• _Objective_: Pull each line containing "grad" out of the data and copy it.

• _Stored records_:
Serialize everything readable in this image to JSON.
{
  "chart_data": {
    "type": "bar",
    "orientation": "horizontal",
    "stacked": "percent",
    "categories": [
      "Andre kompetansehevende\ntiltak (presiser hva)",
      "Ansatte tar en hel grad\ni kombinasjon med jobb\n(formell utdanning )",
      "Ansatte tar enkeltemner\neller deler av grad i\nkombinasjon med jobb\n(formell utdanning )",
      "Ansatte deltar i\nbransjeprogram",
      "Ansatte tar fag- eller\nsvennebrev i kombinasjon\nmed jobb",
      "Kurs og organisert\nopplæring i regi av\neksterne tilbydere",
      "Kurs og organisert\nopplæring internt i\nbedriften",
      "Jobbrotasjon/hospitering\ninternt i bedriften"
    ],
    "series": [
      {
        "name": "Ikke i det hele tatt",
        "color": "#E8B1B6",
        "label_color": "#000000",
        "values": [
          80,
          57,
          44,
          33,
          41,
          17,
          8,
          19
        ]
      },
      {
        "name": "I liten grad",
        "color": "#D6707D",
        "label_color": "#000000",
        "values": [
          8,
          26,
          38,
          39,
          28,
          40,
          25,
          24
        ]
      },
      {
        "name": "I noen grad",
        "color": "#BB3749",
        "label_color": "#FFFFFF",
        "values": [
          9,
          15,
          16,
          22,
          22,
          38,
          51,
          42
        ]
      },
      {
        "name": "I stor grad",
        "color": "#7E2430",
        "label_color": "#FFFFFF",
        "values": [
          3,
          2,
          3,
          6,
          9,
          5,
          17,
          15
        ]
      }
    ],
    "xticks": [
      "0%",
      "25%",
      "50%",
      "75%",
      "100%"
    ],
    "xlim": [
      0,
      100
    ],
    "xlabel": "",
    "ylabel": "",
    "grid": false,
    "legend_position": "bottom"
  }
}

• _Task solution_:
      "Ansatte tar en hel grad\ni kombinasjon med jobb\n(formell utdanning )",
      "Ansatte tar enkeltemner\neller deler av grad i\nkombinasjon med jobb\n(formell utdanning )",
        "name": "I liten grad",
        "name": "I noen grad",
        "name": "I stor grad",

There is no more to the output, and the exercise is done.